==== Data lines

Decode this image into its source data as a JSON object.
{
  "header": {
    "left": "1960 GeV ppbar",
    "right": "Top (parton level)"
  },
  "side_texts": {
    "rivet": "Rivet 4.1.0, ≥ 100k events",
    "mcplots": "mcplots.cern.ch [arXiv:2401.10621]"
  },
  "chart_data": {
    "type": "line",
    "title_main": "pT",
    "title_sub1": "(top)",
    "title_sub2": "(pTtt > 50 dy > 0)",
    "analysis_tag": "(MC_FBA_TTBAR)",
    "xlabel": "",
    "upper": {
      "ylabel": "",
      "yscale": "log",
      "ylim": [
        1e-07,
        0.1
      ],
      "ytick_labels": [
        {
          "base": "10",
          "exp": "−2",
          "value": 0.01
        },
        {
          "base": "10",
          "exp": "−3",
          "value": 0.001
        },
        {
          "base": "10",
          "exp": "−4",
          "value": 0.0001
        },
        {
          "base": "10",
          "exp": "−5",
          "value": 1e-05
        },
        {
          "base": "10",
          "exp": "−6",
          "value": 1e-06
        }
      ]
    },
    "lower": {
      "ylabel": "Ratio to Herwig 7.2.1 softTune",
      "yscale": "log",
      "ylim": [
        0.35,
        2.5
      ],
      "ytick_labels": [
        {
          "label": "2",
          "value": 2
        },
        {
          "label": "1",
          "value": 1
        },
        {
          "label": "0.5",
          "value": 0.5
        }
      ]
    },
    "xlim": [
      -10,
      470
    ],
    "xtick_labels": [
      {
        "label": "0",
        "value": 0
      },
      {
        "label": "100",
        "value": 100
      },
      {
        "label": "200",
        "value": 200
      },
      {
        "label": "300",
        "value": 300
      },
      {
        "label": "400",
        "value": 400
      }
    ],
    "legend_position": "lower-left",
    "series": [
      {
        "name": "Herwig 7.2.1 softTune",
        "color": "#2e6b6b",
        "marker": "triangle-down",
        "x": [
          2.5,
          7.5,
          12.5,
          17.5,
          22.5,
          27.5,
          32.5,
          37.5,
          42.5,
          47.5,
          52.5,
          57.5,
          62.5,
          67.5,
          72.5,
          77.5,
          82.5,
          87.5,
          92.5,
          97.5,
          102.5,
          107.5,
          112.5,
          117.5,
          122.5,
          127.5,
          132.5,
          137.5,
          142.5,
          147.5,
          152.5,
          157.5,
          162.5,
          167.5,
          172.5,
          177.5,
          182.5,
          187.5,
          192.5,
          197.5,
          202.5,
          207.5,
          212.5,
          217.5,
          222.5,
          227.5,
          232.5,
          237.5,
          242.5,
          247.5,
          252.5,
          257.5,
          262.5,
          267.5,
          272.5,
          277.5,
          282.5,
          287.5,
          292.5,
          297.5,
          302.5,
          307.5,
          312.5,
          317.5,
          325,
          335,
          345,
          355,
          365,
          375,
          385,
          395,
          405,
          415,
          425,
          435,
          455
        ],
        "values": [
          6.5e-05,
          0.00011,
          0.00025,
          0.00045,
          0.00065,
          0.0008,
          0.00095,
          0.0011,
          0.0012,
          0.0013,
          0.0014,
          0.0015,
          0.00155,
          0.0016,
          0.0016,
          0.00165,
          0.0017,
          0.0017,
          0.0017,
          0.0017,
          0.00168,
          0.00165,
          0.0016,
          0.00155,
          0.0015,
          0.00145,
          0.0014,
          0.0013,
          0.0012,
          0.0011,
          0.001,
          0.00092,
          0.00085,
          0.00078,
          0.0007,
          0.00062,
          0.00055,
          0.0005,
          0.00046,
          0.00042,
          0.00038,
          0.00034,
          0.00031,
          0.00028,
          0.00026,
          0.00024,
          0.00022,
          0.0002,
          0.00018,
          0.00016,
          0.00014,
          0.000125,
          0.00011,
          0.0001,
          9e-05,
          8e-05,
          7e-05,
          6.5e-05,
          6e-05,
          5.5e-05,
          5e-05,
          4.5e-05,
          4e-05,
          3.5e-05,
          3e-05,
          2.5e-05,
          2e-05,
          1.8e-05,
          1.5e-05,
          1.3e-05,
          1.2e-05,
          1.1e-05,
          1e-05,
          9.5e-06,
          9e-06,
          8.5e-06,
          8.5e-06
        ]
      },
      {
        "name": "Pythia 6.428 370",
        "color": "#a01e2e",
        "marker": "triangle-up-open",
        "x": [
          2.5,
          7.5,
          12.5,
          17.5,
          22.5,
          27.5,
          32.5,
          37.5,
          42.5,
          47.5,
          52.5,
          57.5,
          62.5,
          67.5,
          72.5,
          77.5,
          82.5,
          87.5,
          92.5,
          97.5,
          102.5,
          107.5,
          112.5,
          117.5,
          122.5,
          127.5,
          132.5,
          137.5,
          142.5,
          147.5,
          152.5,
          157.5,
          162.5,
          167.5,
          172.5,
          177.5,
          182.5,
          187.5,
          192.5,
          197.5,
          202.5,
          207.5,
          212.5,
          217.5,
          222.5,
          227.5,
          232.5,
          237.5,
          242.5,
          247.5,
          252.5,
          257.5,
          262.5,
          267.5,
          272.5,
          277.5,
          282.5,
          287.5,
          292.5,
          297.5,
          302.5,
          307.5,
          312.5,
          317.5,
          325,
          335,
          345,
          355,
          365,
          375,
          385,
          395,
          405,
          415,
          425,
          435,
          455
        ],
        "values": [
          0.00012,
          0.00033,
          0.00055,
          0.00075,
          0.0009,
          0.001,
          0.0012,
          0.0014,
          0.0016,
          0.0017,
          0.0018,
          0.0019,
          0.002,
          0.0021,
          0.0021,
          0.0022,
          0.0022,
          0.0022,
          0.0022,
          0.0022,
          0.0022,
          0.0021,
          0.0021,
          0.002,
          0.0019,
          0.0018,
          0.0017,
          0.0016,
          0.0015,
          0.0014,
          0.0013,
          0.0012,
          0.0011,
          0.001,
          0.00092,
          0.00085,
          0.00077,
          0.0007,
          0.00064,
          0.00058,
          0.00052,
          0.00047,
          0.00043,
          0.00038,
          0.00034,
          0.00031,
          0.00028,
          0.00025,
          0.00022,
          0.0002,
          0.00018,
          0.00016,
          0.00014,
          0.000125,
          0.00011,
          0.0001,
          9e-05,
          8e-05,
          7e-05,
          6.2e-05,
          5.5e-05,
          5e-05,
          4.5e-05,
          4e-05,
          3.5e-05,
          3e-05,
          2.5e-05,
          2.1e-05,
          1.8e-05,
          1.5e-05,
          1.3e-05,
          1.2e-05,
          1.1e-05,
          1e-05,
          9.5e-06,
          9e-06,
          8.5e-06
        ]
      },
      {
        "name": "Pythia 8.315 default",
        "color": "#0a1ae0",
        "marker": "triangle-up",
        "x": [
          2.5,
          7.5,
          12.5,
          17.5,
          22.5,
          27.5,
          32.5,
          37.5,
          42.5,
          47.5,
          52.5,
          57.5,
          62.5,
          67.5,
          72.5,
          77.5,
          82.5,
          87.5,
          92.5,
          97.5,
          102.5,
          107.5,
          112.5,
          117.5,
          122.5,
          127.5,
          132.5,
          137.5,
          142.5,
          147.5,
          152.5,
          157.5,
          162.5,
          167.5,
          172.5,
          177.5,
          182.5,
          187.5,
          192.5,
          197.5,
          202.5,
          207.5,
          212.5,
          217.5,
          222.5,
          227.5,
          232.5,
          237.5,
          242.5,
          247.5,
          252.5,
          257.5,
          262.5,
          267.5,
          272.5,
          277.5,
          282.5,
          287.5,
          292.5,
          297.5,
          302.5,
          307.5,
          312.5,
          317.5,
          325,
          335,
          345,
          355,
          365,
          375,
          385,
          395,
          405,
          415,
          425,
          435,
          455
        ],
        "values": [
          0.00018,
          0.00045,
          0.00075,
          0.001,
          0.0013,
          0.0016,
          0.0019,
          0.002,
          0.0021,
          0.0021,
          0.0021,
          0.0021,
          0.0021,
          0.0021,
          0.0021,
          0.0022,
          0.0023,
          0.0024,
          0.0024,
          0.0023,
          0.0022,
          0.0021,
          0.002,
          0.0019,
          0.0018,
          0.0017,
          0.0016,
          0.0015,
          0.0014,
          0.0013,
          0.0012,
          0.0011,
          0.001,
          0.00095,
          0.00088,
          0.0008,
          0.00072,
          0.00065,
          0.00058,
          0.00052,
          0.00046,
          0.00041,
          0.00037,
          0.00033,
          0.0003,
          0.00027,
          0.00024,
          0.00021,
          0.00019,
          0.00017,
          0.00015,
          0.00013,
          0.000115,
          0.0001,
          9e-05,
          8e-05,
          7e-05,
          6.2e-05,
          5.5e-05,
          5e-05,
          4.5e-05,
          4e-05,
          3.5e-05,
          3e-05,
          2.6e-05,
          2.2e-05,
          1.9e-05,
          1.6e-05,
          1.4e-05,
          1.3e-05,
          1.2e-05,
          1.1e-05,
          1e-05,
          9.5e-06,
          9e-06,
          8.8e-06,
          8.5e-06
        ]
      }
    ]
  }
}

========

Give the number of lines in the listing above that contain "Herwig", and nothing else.

Result :: 2